» Задание: Перепишите слово в слово кусок текста о советских ядерных источниках питания для спутников: всё от слов «Самая массовая серия» и вниз до слов «другой военной техники.».

» Текст страницы:
Самая массовая серия этих простейших реакторов, выросших из курчатовской «Ромашки», называлась БЭС-5, или «Бук». Эти быстрые реакторы с твэлами из сплава металлического урана и циркония и бериллиевым отражателем весили всего 35 килограммов и давали через полупроводниковый термоэлектрический генератор (ТЭГ) 2,8 киловатта электроэнергии космическому аппарату. Главными потребителями таких «ядерных батарей» стали спутники «Космос» с орбитальными радиолокаторами серии «Легенда». С их помощью с низких орбит отслеживалось перемещения американских авианосцев и другой военной техники.
С начала 1970‐х до 1988-го «Бук» успешно с минимальным количеством аварий питал советские военные и гражданские спутники. Программу закрыли во многом из-за «постчернобыльского синдрома». Примерно та же судьба постигла и другие ядерные космические энергопитающие устройства на основе термоэмиссии: «Топаз-1», разработанный в обнинском ФЭИ им. Лейпунского, и «Топаз-2» Курчатовского института. Первые ЯЭУ были запущены всего два раза на орбиту: в 1988 году в спутниках «Космос-1818» и «Космос-1867».
Так выглядит сверху подземное сооружение, в котором находится ИВГ-1М (исследовательский высокотемпературно-газовый реактор).
[Из открытых источников]
В Минсредмаше были также разработаны и успешно применялись в космосе более простые и маломощные «атомные батарейки», а именно радиоизотопные термоэлектрические генераторы (РИТЭГ) «Орион-1», работавшие на естественном атомном распаде полония-210 и способные при весе около 15 «кило» стабильно и долго выдавать 20 Вт тока. Такие «батарейки» питали спутники связи серии «Стрела-1», а также «Космос-84» и «Космос-90». РИТЭГи «Орион» регулировали температуру и в легендарных советских «лунных тракторах» – «Луноходе-1» и «Луноходе-2».
В земном же (а чаще морском) варианте радиоизотопные РИТЭГи широко использовались у нас в навигационных маяках, радиомаяках и на метеостанциях – чаще всего вдоль Севморпути. При жизни Славского в СССР было выпущено более тысячи РИТЭГов всех модификаций. Не требуя обслуживания и будучи абсолютно безопасными экологически (без учета варианта их вандального намеренного разлома, что стало, увы, нередко происходить в 1990‐х годах в условиях общего социального распада), они верою и правдой послужили несколько десятилетий морякам, геологам, метеорологам.

» Исходный список:

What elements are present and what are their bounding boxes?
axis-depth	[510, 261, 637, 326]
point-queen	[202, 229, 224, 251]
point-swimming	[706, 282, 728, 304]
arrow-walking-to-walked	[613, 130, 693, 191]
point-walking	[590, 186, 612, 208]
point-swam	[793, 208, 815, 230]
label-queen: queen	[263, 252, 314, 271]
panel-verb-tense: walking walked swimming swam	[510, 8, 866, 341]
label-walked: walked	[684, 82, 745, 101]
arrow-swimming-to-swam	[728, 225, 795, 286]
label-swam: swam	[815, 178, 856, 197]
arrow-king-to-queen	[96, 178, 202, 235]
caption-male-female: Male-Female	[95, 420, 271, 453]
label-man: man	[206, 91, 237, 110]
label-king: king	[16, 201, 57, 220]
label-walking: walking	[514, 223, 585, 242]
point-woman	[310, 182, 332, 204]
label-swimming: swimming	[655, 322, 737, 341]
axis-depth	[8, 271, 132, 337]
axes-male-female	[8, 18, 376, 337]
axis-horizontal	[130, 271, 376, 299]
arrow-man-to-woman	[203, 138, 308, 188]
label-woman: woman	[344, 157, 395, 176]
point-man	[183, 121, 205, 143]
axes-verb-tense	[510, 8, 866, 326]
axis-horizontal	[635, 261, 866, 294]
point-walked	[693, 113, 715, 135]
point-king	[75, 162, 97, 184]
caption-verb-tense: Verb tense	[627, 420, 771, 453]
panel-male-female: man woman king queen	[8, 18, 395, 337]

» Место для ответа:
Самая массовая серия этих простейших реакторов, выросших из курчатовской «Ромашки», называлась БЭС-5, или «Бук». Эти быстрые реакторы с твэлами из сплава металлического урана и циркония и бериллиевым отражателем весили всего 35 килограммов и давали через полупроводниковый термоэлектрический генератор (ТЭГ) 2,8 киловатта электроэнергии космическому аппарату. Главными потребителями таких «ядерных батарей» стали спутники «Космос» с орбитальными радиолокаторами серии «Легенда». С их помощью с низких орбит отслеживалось перемещения американских авианосцев и другой военной техники.